### WRITTEN PROBLEM A
Copy out the listing word for word, from its first line up to and including the line with "218, 288, 228]".

This post is courtesy of Jennifer Reinkober, Regent Law 3L and current Wills, Trusts, & Estates student:
In the thought-provoking article, Can a dead hand from the grave protect the kids from darling daddy or Mommie Dearest? published at 31 Quinnipiac Probate L. J. 1 (Nov. 2017), Professor Lynne Marie Kohm discusses the legal conflicts and challenges that arise when a natural custodial parent dies, leaving behind a parent who could potentially be unfit to care for and raise the children left behind.
Consider the
example of an alcoholic mother who has neglected her children many times due to
drunken binges and has put her children at risk time and again by driving while
under the influence with the children in the car. She and the children’s father divorced, and
he may even have secured a custody arrangement that gave him primary custody of
the children. Perhaps she had little to
no interaction with the children after the divorce. However, if the father dies, by operation of
the law, the children will likely be transferred to the care and custody of the
surviving natural parent. This can occur
even if the mother has been what most consider an absent and misfit parent but
continues to enjoy parental rights.

### GIVEN RECORDS
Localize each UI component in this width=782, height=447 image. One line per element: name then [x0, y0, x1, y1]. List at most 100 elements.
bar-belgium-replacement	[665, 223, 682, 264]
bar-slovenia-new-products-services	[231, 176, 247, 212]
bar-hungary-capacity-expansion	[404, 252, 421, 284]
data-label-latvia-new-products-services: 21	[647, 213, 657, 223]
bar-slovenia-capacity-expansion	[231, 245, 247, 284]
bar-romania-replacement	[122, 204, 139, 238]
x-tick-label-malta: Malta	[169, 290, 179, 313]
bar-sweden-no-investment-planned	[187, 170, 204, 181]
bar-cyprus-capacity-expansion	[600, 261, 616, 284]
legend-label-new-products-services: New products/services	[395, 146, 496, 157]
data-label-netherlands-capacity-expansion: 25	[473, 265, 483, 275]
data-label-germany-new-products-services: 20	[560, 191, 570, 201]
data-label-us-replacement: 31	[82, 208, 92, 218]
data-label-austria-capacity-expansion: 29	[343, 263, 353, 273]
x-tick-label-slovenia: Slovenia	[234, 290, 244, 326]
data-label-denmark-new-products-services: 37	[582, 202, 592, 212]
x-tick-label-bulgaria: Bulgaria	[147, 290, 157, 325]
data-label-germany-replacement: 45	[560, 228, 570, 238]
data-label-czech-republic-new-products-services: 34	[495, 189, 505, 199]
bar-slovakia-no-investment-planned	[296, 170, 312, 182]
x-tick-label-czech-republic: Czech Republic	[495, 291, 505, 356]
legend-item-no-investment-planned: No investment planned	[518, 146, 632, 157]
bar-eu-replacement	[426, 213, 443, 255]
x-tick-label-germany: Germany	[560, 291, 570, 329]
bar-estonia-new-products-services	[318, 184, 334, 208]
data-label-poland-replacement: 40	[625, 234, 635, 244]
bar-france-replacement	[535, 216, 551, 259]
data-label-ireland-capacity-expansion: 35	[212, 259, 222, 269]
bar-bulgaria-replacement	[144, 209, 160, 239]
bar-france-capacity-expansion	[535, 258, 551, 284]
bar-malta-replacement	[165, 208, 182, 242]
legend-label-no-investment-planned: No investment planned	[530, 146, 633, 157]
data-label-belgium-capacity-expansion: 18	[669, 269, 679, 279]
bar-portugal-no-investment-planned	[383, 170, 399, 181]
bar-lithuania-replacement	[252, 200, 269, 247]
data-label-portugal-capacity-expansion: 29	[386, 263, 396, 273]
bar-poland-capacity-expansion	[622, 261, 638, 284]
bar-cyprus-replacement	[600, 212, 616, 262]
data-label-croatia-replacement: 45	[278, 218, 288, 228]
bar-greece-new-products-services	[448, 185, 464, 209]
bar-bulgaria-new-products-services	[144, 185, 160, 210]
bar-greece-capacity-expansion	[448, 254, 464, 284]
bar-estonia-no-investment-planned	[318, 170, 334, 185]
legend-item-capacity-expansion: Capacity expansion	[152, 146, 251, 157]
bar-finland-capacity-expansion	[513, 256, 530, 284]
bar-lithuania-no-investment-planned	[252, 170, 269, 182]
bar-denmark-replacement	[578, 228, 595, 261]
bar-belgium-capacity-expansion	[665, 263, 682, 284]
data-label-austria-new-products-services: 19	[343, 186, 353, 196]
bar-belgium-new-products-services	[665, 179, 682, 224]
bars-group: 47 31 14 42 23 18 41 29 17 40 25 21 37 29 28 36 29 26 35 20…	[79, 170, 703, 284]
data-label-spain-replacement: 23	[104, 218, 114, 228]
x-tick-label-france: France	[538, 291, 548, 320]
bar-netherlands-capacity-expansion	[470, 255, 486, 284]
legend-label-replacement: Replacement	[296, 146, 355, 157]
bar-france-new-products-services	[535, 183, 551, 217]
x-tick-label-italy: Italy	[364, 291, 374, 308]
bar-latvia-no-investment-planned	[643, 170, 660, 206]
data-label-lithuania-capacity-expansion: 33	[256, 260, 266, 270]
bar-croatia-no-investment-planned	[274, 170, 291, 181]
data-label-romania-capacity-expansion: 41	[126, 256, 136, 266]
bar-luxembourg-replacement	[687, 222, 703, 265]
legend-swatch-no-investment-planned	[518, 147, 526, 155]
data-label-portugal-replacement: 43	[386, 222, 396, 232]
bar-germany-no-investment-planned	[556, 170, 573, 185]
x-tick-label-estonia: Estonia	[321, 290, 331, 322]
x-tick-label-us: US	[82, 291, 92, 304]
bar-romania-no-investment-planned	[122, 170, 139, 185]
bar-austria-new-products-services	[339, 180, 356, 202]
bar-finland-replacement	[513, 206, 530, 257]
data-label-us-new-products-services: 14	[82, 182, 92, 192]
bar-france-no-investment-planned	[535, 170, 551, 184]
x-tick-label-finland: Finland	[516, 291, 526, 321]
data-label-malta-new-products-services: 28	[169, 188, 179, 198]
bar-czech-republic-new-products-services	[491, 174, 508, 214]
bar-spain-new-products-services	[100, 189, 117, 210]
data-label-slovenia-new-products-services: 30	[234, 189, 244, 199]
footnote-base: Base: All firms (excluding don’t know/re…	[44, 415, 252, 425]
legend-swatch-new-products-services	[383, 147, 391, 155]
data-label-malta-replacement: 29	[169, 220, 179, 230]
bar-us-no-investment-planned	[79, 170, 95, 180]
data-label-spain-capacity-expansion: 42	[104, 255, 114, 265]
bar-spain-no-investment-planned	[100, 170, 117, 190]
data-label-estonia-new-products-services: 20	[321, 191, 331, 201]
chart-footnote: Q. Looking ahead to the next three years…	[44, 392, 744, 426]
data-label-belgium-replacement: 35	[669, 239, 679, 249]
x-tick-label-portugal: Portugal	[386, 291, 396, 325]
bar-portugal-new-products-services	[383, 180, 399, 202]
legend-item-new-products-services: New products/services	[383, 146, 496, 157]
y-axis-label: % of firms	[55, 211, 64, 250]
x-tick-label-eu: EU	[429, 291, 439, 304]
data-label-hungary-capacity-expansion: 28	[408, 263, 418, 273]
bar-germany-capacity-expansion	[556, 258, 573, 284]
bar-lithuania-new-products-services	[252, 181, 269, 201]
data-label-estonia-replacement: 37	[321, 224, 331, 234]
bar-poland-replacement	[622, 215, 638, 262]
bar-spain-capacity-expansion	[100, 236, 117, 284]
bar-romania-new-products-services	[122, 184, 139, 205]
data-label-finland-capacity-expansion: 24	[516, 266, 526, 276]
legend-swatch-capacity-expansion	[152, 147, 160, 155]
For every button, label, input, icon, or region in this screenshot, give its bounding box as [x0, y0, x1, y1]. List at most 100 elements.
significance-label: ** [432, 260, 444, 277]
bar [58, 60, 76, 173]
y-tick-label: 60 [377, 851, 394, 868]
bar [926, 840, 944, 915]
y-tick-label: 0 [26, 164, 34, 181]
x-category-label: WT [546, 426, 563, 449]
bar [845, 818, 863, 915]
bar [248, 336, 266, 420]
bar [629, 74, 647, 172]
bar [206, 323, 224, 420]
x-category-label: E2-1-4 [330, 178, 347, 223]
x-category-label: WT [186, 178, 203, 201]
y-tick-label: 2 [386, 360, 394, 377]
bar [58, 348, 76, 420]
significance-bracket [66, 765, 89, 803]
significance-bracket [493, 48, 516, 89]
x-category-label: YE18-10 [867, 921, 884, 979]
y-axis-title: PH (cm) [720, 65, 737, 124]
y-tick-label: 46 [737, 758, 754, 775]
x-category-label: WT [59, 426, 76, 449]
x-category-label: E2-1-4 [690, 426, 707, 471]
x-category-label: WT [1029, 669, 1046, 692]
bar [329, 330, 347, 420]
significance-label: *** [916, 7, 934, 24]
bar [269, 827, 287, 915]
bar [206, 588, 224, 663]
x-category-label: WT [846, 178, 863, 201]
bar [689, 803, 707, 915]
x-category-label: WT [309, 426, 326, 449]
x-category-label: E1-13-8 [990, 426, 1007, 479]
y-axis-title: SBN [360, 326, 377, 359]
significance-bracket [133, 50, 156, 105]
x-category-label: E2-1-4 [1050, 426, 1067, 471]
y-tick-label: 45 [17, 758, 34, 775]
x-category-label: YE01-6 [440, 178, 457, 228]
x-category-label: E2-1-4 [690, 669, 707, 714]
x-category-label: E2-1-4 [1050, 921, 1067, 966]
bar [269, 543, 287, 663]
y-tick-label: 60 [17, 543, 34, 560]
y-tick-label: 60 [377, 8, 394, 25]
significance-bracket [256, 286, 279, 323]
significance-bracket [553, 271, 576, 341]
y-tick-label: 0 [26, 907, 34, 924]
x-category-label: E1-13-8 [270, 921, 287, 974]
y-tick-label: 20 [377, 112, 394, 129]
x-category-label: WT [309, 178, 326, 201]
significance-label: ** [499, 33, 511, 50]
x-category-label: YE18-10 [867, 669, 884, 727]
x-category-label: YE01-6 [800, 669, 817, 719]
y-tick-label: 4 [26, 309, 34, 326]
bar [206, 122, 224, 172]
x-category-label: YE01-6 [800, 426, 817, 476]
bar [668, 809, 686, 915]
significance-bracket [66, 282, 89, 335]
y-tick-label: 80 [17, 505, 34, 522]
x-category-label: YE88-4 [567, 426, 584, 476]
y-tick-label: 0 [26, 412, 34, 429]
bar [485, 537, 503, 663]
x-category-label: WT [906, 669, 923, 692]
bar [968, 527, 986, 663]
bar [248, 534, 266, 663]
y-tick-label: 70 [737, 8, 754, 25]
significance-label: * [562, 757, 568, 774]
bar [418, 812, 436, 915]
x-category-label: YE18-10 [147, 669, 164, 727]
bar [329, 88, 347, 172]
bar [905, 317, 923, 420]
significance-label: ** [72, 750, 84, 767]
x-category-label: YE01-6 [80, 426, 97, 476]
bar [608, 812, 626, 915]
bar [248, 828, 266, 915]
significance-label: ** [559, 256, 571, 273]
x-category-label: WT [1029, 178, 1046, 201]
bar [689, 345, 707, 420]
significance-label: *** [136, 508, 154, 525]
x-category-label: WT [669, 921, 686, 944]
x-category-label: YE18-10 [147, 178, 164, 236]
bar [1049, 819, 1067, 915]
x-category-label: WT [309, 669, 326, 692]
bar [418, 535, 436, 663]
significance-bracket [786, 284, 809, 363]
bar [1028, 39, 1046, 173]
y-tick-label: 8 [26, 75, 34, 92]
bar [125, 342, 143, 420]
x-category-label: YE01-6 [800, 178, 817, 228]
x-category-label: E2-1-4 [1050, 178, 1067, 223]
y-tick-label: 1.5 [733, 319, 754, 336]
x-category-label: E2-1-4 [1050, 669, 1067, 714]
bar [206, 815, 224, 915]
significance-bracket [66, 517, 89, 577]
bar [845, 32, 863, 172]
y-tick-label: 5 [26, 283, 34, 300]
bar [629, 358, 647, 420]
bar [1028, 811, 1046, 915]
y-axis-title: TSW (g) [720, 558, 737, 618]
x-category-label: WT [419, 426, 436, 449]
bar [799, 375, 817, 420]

### WRITTEN PROBLEM B
Quote in full, without any changes, the post about who gets custody of the children when a custodial parent dies.

### FINAL RESULT A
Localize each UI component in this width=782, height=447 image. One line per element: name then [x0, y0, x1, y1]. List at most 100 elements.
bar-belgium-replacement	[665, 223, 682, 264]
bar-slovenia-new-products-services	[231, 176, 247, 212]
bar-hungary-capacity-expansion	[404, 252, 421, 284]
data-label-latvia-new-products-services: 21	[647, 213, 657, 223]
bar-slovenia-capacity-expansion	[231, 245, 247, 284]
bar-romania-replacement	[122, 204, 139, 238]
x-tick-label-malta: Malta	[169, 290, 179, 313]
bar-sweden-no-investment-planned	[187, 170, 204, 181]
bar-cyprus-capacity-expansion	[600, 261, 616, 284]
legend-label-new-products-services: New products/services	[395, 146, 496, 157]
data-label-netherlands-capacity-expansion: 25	[473, 265, 483, 275]
data-label-germany-new-products-services: 20	[560, 191, 570, 201]
data-label-us-replacement: 31	[82, 208, 92, 218]
data-label-austria-capacity-expansion: 29	[343, 263, 353, 273]
x-tick-label-slovenia: Slovenia	[234, 290, 244, 326]
data-label-denmark-new-products-services: 37	[582, 202, 592, 212]
x-tick-label-bulgaria: Bulgaria	[147, 290, 157, 325]
data-label-germany-replacement: 45	[560, 228, 570, 238]
data-label-czech-republic-new-products-services: 34	[495, 189, 505, 199]
bar-slovakia-no-investment-planned	[296, 170, 312, 182]
x-tick-label-czech-republic: Czech Republic	[495, 291, 505, 356]
legend-item-no-investment-planned: No investment planned	[518, 146, 632, 157]
bar-eu-replacement	[426, 213, 443, 255]
x-tick-label-germany: Germany	[560, 291, 570, 329]
bar-estonia-new-products-services	[318, 184, 334, 208]
data-label-poland-replacement: 40	[625, 234, 635, 244]
bar-france-replacement	[535, 216, 551, 259]
data-label-ireland-capacity-expansion: 35	[212, 259, 222, 269]
bar-bulgaria-replacement	[144, 209, 160, 239]
bar-france-capacity-expansion	[535, 258, 551, 284]
bar-malta-replacement	[165, 208, 182, 242]
legend-label-no-investment-planned: No investment planned	[530, 146, 633, 157]
data-label-belgium-capacity-expansion: 18	[669, 269, 679, 279]
bar-portugal-no-investment-planned	[383, 170, 399, 181]
bar-lithuania-replacement	[252, 200, 269, 247]
data-label-portugal-capacity-expansion: 29	[386, 263, 396, 273]
bar-poland-capacity-expansion	[622, 261, 638, 284]
bar-cyprus-replacement	[600, 212, 616, 262]
data-label-croatia-replacement: 45	[278, 218, 288, 228]

### FINAL RESULT B
This post is courtesy of Jennifer Reinkober, Regent Law 3L and current Wills, Trusts, & Estates student:
In the thought-provoking article, Can a dead hand from the grave protect the kids from darling daddy or Mommie Dearest? published at 31 Quinnipiac Probate L. J. 1 (Nov. 2017), Professor Lynne Marie Kohm discusses the legal conflicts and challenges that arise when a natural custodial parent dies, leaving behind a parent who could potentially be unfit to care for and raise the children left behind.
Consider the
example of an alcoholic mother who has neglected her children many times due to
drunken binges and has put her children at risk time and again by driving while
under the influence with the children in the car. She and the children’s father divorced, and
he may even have secured a custody arrangement that gave him primary custody of
the children. Perhaps she had little to
no interaction with the children after the divorce. However, if the father dies, by operation of
the law, the children will likely be transferred to the care and custody of the
surviving natural parent. This can occur
even if the mother has been what most consider an absent and misfit parent but
continues to enjoy parental rights.